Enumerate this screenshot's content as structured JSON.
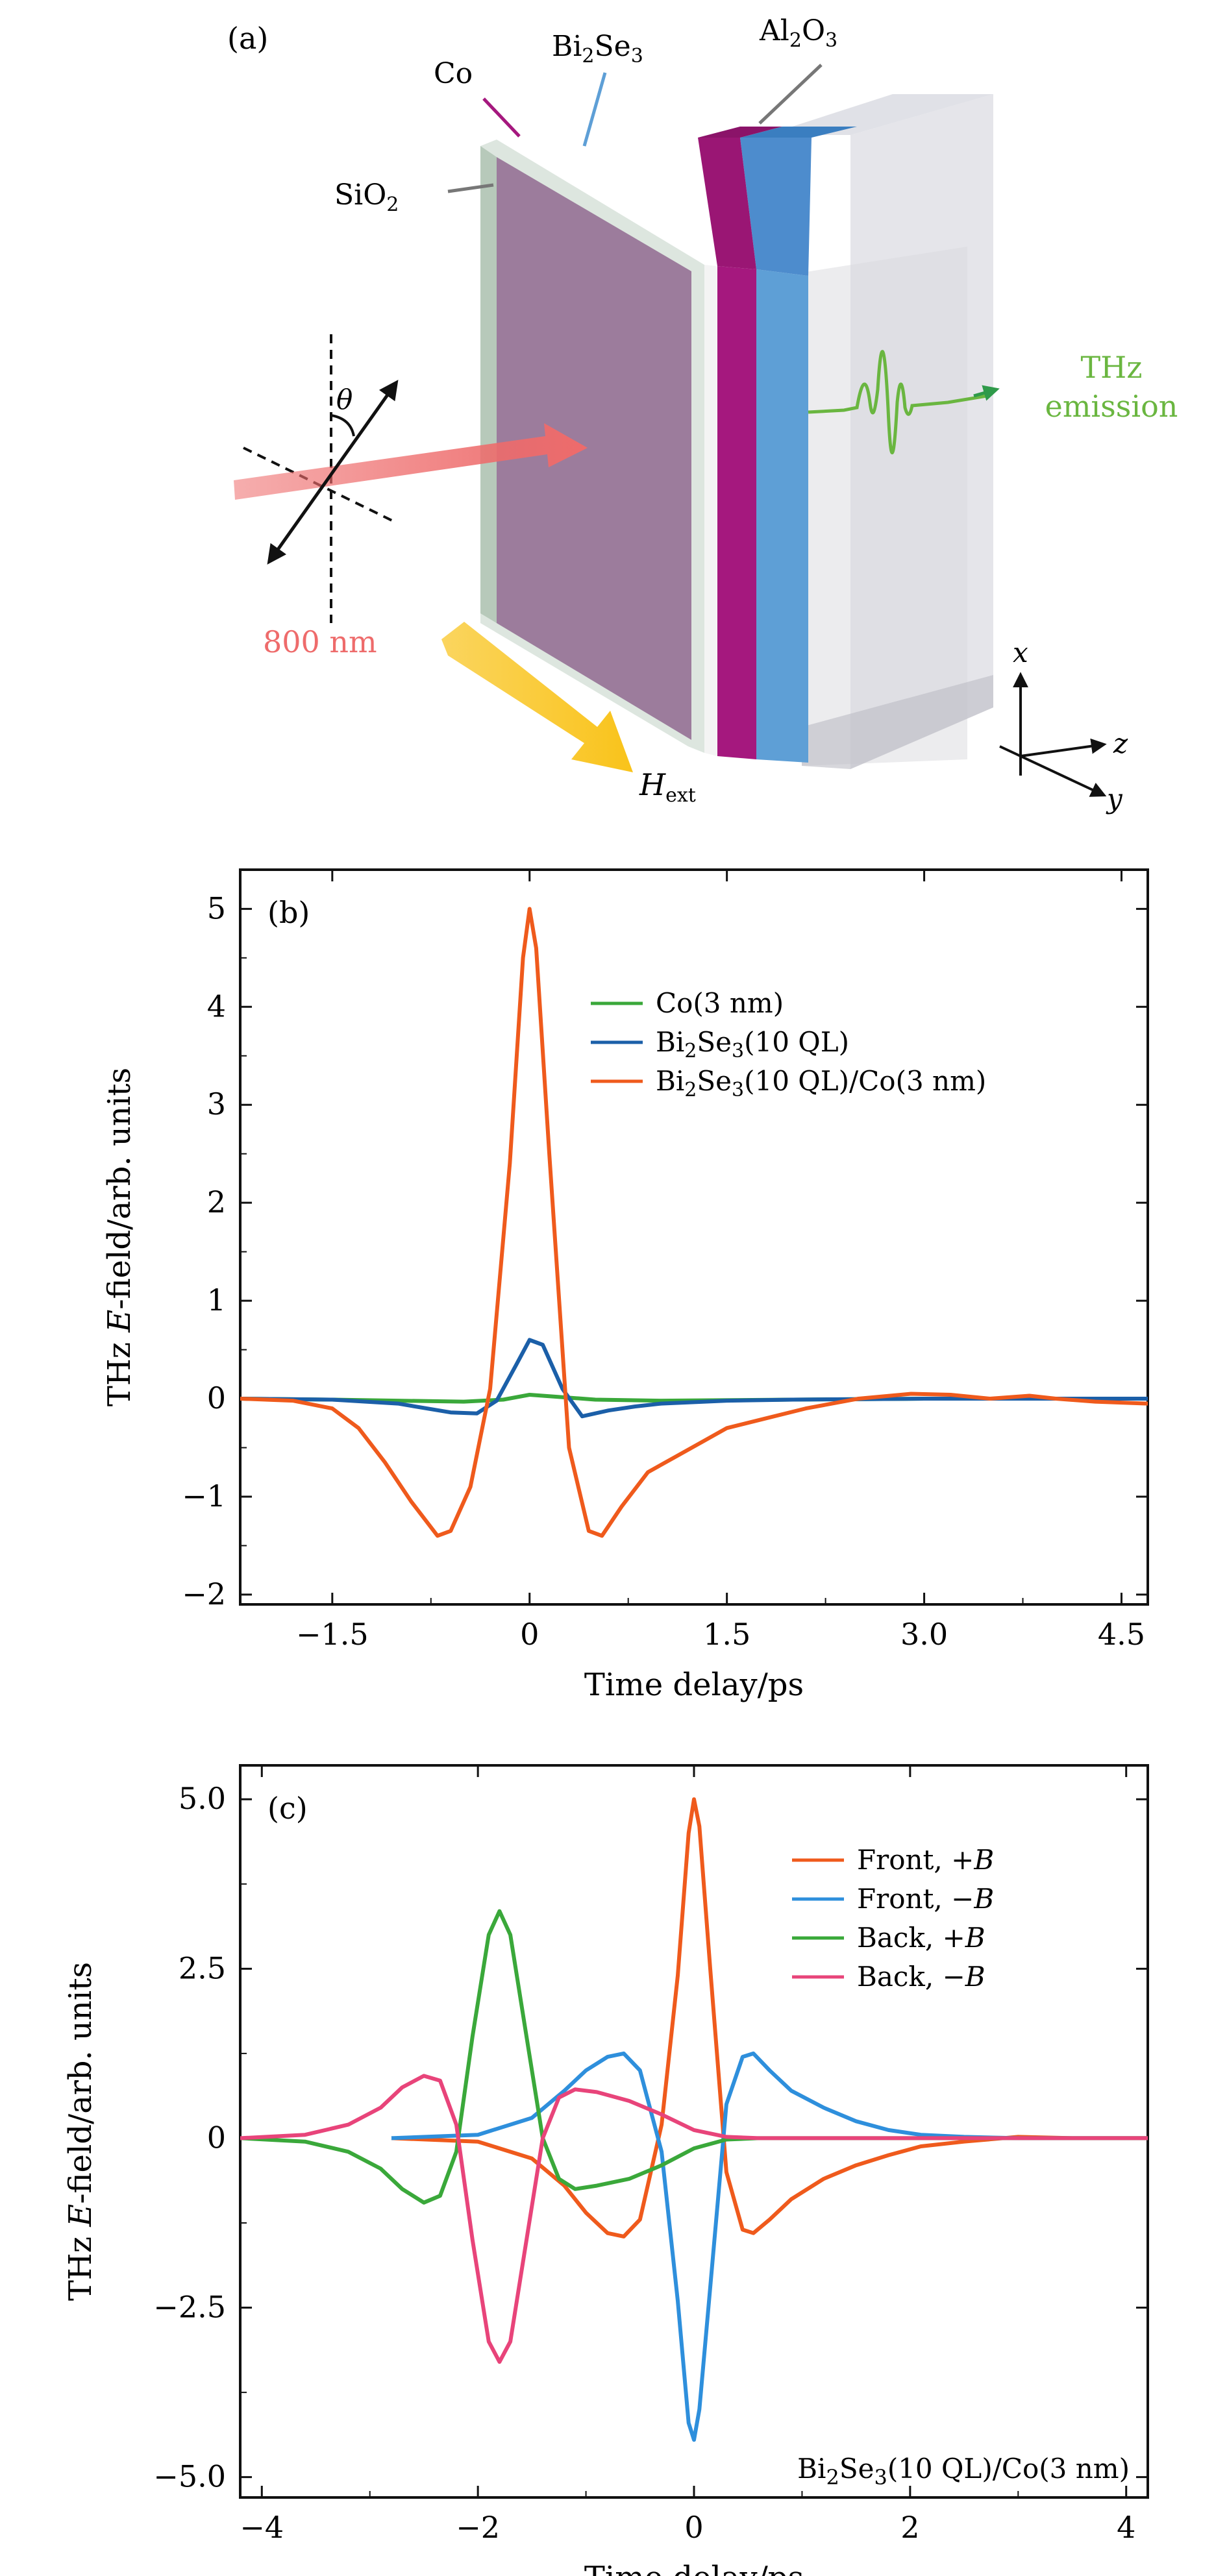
{
  "panel_a": {
    "label": "(a)",
    "layers": {
      "co": "Co",
      "bi2se3_base": "Bi",
      "bi2se3_sub1": "2",
      "bi2se3_mid": "Se",
      "bi2se3_sub2": "3",
      "al2o3_base": "Al",
      "al2o3_sub1": "2",
      "al2o3_mid": "O",
      "al2o3_sub2": "3",
      "sio2_base": "SiO",
      "sio2_sub": "2"
    },
    "laser_label": "800 nm",
    "theta_label": "θ",
    "thz_line1": "THz",
    "thz_line2": "emission",
    "field_base": "H",
    "field_sub": "ext",
    "axis_x": "x",
    "axis_y": "y",
    "axis_z": "z",
    "colors": {
      "co": "#a5187e",
      "bi2se3": "#5e9fd6",
      "sio2": "#d5ddd6",
      "al2o3": "#c7c8d3",
      "laser": "#ee6b6b",
      "thz": "#6ab640",
      "field_arrow": "#f9c31a",
      "face": "#9c7c9c"
    }
  },
  "chart_data": [
    {
      "type": "line",
      "panel_label": "(b)",
      "xlabel": "Time delay/ps",
      "ylabel_parts": [
        "THz ",
        "E",
        "-field/arb. units"
      ],
      "xlim": [
        -2.2,
        4.7
      ],
      "ylim": [
        -2.1,
        5.4
      ],
      "xticks": [
        -1.5,
        0,
        1.5,
        3.0,
        4.5
      ],
      "xtick_labels": [
        "−1.5",
        "0",
        "1.5",
        "3.0",
        "4.5"
      ],
      "yticks": [
        -2,
        -1,
        0,
        1,
        2,
        3,
        4,
        5
      ],
      "ytick_labels": [
        "−2",
        "−1",
        "0",
        "1",
        "2",
        "3",
        "4",
        "5"
      ],
      "grid": false,
      "legend_position": "upper-right",
      "series": [
        {
          "name": "Co(3 nm)",
          "legend_parts": [
            "Co(3 nm)"
          ],
          "color": "#3aa83a",
          "x": [
            -2.2,
            -1.5,
            -1.0,
            -0.5,
            -0.2,
            0.0,
            0.2,
            0.5,
            1.0,
            2.0,
            3.0,
            4.0,
            4.7
          ],
          "y": [
            0,
            -0.01,
            -0.02,
            -0.03,
            -0.01,
            0.04,
            0.02,
            -0.01,
            -0.02,
            -0.01,
            0,
            0,
            0
          ]
        },
        {
          "name": "Bi2Se3(10 QL)",
          "legend_parts": [
            "Bi",
            "2",
            "Se",
            "3",
            "(10 QL)"
          ],
          "color": "#1b5fa8",
          "x": [
            -2.2,
            -1.5,
            -1.0,
            -0.6,
            -0.4,
            -0.25,
            -0.1,
            0.0,
            0.1,
            0.25,
            0.4,
            0.6,
            0.8,
            1.0,
            1.5,
            2.0,
            3.0,
            4.0,
            4.7
          ],
          "y": [
            0,
            -0.01,
            -0.05,
            -0.14,
            -0.15,
            -0.02,
            0.35,
            0.6,
            0.55,
            0.1,
            -0.18,
            -0.12,
            -0.08,
            -0.05,
            -0.02,
            -0.01,
            0,
            0,
            0
          ]
        },
        {
          "name": "Bi2Se3(10 QL)/Co(3 nm)",
          "legend_parts": [
            "Bi",
            "2",
            "Se",
            "3",
            "(10 QL)/Co(3 nm)"
          ],
          "color": "#ef5a1c",
          "x": [
            -2.2,
            -1.8,
            -1.5,
            -1.3,
            -1.1,
            -0.9,
            -0.7,
            -0.6,
            -0.45,
            -0.3,
            -0.15,
            -0.05,
            0.0,
            0.05,
            0.15,
            0.3,
            0.45,
            0.55,
            0.7,
            0.9,
            1.1,
            1.3,
            1.5,
            1.8,
            2.1,
            2.5,
            2.9,
            3.2,
            3.5,
            3.8,
            4.0,
            4.3,
            4.7
          ],
          "y": [
            0,
            -0.02,
            -0.1,
            -0.3,
            -0.65,
            -1.05,
            -1.4,
            -1.35,
            -0.9,
            0.1,
            2.4,
            4.5,
            5.0,
            4.6,
            2.5,
            -0.5,
            -1.35,
            -1.4,
            -1.1,
            -0.75,
            -0.6,
            -0.45,
            -0.3,
            -0.2,
            -0.1,
            0.0,
            0.05,
            0.04,
            0.0,
            0.03,
            0.0,
            -0.03,
            -0.05
          ]
        }
      ]
    },
    {
      "type": "line",
      "panel_label": "(c)",
      "xlabel": "Time delay/ps",
      "ylabel_parts": [
        "THz ",
        "E",
        "-field/arb. units"
      ],
      "xlim": [
        -4.2,
        4.2
      ],
      "ylim": [
        -5.3,
        5.5
      ],
      "xticks": [
        -4,
        -2,
        0,
        2,
        4
      ],
      "xtick_labels": [
        "−4",
        "−2",
        "0",
        "2",
        "4"
      ],
      "yticks": [
        -5.0,
        -2.5,
        0,
        2.5,
        5.0
      ],
      "ytick_labels": [
        "−5.0",
        "−2.5",
        "0",
        "2.5",
        "5.0"
      ],
      "grid": false,
      "legend_position": "upper-right",
      "annotation_parts": [
        "Bi",
        "2",
        "Se",
        "3",
        "(10 QL)/Co(3 nm)"
      ],
      "series": [
        {
          "name": "Front, +B",
          "legend_parts": [
            "Front, +",
            "B"
          ],
          "color": "#ef5a1c",
          "x": [
            -2.8,
            -2.0,
            -1.5,
            -1.2,
            -1.0,
            -0.8,
            -0.65,
            -0.5,
            -0.3,
            -0.15,
            -0.05,
            0.0,
            0.05,
            0.15,
            0.3,
            0.45,
            0.55,
            0.7,
            0.9,
            1.2,
            1.5,
            1.8,
            2.1,
            2.5,
            3.0,
            3.5,
            4.2
          ],
          "y": [
            0,
            -0.05,
            -0.3,
            -0.7,
            -1.1,
            -1.4,
            -1.45,
            -1.2,
            0.2,
            2.4,
            4.5,
            5.0,
            4.6,
            2.5,
            -0.5,
            -1.35,
            -1.4,
            -1.2,
            -0.9,
            -0.6,
            -0.4,
            -0.25,
            -0.12,
            -0.05,
            0.02,
            0,
            0
          ]
        },
        {
          "name": "Front, −B",
          "legend_parts": [
            "Front, −",
            "B"
          ],
          "color": "#2e8fdc",
          "x": [
            -2.8,
            -2.0,
            -1.5,
            -1.2,
            -1.0,
            -0.8,
            -0.65,
            -0.5,
            -0.3,
            -0.15,
            -0.05,
            0.0,
            0.05,
            0.15,
            0.3,
            0.45,
            0.55,
            0.7,
            0.9,
            1.2,
            1.5,
            1.8,
            2.1,
            2.5,
            3.0,
            3.5,
            4.2
          ],
          "y": [
            0,
            0.05,
            0.3,
            0.7,
            1.0,
            1.2,
            1.25,
            1.0,
            -0.2,
            -2.4,
            -4.2,
            -4.45,
            -4.0,
            -2.2,
            0.5,
            1.2,
            1.25,
            1.0,
            0.7,
            0.45,
            0.25,
            0.12,
            0.05,
            0.02,
            0,
            0,
            0
          ]
        },
        {
          "name": "Back, +B",
          "legend_parts": [
            "Back, +",
            "B"
          ],
          "color": "#3aa83a",
          "x": [
            -4.2,
            -3.6,
            -3.2,
            -2.9,
            -2.7,
            -2.5,
            -2.35,
            -2.2,
            -2.05,
            -1.9,
            -1.8,
            -1.7,
            -1.55,
            -1.4,
            -1.25,
            -1.1,
            -0.9,
            -0.6,
            -0.3,
            0.0,
            0.3,
            0.6,
            1.0,
            2.0,
            3.0,
            4.2
          ],
          "y": [
            0,
            -0.05,
            -0.2,
            -0.45,
            -0.75,
            -0.95,
            -0.85,
            -0.2,
            1.5,
            3.0,
            3.35,
            3.0,
            1.5,
            0.0,
            -0.6,
            -0.75,
            -0.7,
            -0.6,
            -0.4,
            -0.15,
            -0.02,
            0,
            0,
            0,
            0,
            0
          ]
        },
        {
          "name": "Back, −B",
          "legend_parts": [
            "Back, −",
            "B"
          ],
          "color": "#e8447a",
          "x": [
            -4.2,
            -3.6,
            -3.2,
            -2.9,
            -2.7,
            -2.5,
            -2.35,
            -2.2,
            -2.05,
            -1.9,
            -1.8,
            -1.7,
            -1.55,
            -1.4,
            -1.25,
            -1.1,
            -0.9,
            -0.6,
            -0.3,
            0.0,
            0.3,
            0.6,
            1.0,
            2.0,
            3.0,
            4.2
          ],
          "y": [
            0,
            0.05,
            0.2,
            0.45,
            0.75,
            0.92,
            0.85,
            0.2,
            -1.5,
            -3.0,
            -3.3,
            -3.0,
            -1.5,
            0.0,
            0.6,
            0.72,
            0.68,
            0.55,
            0.35,
            0.12,
            0.02,
            0,
            0,
            0,
            0,
            0
          ]
        }
      ]
    }
  ]
}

* * * * *

__WHAT IS BEING ASKED__
Using the records above, pull out each line where the word "name" occurs.

__FINAL ANSWER__
          "name": "Co(3 nm)",
          "name": "Bi2Se3(10 QL)",
          "name": "Bi2Se3(10 QL)/Co(3 nm)",
          "name": "Front, +B",
          "name": "Front, −B",
          "name": "Back, +B",
          "name": "Back, −B",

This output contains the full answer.